§ **Exercise task**
Please print the full listing exactly.
-.-.-
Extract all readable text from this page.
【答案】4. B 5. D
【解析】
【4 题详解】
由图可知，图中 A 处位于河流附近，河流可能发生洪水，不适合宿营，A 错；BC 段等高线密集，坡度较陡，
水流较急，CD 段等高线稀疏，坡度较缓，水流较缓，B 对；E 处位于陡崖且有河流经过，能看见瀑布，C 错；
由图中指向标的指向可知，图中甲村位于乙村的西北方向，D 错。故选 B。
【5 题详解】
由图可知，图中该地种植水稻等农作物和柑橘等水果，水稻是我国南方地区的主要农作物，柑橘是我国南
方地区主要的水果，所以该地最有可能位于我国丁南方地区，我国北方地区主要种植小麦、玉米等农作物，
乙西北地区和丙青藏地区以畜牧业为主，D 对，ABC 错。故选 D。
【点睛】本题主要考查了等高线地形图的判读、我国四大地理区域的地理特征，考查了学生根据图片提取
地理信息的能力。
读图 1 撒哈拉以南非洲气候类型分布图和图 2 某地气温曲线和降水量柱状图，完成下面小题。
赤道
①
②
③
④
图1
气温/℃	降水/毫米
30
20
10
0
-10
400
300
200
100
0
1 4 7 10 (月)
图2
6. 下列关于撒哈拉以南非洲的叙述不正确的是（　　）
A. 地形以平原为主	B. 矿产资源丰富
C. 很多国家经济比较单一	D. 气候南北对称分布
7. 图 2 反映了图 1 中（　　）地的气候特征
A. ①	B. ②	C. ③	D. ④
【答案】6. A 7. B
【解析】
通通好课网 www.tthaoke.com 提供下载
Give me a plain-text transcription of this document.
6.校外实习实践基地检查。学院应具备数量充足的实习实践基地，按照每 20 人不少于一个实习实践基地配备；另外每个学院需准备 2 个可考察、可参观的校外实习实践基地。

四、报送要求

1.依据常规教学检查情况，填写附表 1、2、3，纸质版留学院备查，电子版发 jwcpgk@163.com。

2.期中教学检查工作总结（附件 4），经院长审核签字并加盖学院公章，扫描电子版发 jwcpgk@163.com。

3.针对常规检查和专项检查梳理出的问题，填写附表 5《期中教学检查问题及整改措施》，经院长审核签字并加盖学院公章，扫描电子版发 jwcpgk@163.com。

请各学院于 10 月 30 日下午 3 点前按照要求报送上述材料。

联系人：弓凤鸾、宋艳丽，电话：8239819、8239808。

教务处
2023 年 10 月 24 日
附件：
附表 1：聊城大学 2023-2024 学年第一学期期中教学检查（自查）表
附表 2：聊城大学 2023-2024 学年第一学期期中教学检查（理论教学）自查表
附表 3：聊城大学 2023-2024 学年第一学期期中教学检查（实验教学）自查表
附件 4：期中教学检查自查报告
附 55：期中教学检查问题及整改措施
-.-.-
§ **Solution**
Extract all readable text from this page.
【答案】4. B 5. D
【解析】
【4 题详解】
由图可知，图中 A 处位于河流附近，河流可能发生洪水，不适合宿营，A 错；BC 段等高线密集，坡度较陡，
水流较急，CD 段等高线稀疏，坡度较缓，水流较缓，B 对；E 处位于陡崖且有河流经过，能看见瀑布，C 错；
由图中指向标的指向可知，图中甲村位于乙村的西北方向，D 错。故选 B。
【5 题详解】
由图可知，图中该地种植水稻等农作物和柑橘等水果，水稻是我国南方地区的主要农作物，柑橘是我国南
方地区主要的水果，所以该地最有可能位于我国丁南方地区，我国北方地区主要种植小麦、玉米等农作物，
乙西北地区和丙青藏地区以畜牧业为主，D 对，ABC 错。故选 D。
【点睛】本题主要考查了等高线地形图的判读、我国四大地理区域的地理特征，考查了学生根据图片提取
地理信息的能力。
读图 1 撒哈拉以南非洲气候类型分布图和图 2 某地气温曲线和降水量柱状图，完成下面小题。
赤道
①
②
③
④
图1
气温/℃	降水/毫米
30
20
10
0
-10
400
300
200
100
0
1 4 7 10 (月)
图2
6. 下列关于撒哈拉以南非洲的叙述不正确的是（　　）
A. 地形以平原为主	B. 矿产资源丰富
C. 很多国家经济比较单一	D. 气候南北对称分布
7. 图 2 反映了图 1 中（　　）地的气候特征
A. ①	B. ②	C. ③	D. ④
【答案】6. A 7. B
【解析】
通通好课网 www.tthaoke.com 提供下载
Give me a plain-text transcription of this document.
6.校外实习实践基地检查。学院应具备数量充足的实习实践基地，按照每 20 人不少于一个实习实践基地配备；另外每个学院需准备 2 个可考察、可参观的校外实习实践基地。

四、报送要求

1.依据常规教学检查情况，填写附表 1、2、3，纸质版留学院备查，电子版发 jwcpgk@163.com。

2.期中教学检查工作总结（附件 4），经院长审核签字并加盖学院公章，扫描电子版发 jwcpgk@163.com。

3.针对常规检查和专项检查梳理出的问题，填写附表 5《期中教学检查问题及整改措施》，经院长审核签字并加盖学院公章，扫描电子版发 jwcpgk@163.com。

请各学院于 10 月 30 日下午 3 点前按照要求报送上述材料。

联系人：弓凤鸾、宋艳丽，电话：8239819、8239808。

教务处
2023 年 10 月 24 日
附件：
附表 1：聊城大学 2023-2024 学年第一学期期中教学检查（自查）表
附表 2：聊城大学 2023-2024 学年第一学期期中教学检查（理论教学）自查表
附表 3：聊城大学 2023-2024 学年第一学期期中教学检查（实验教学）自查表
附件 4：期中教学检查自查报告
附 55：期中教学检查问题及整改措施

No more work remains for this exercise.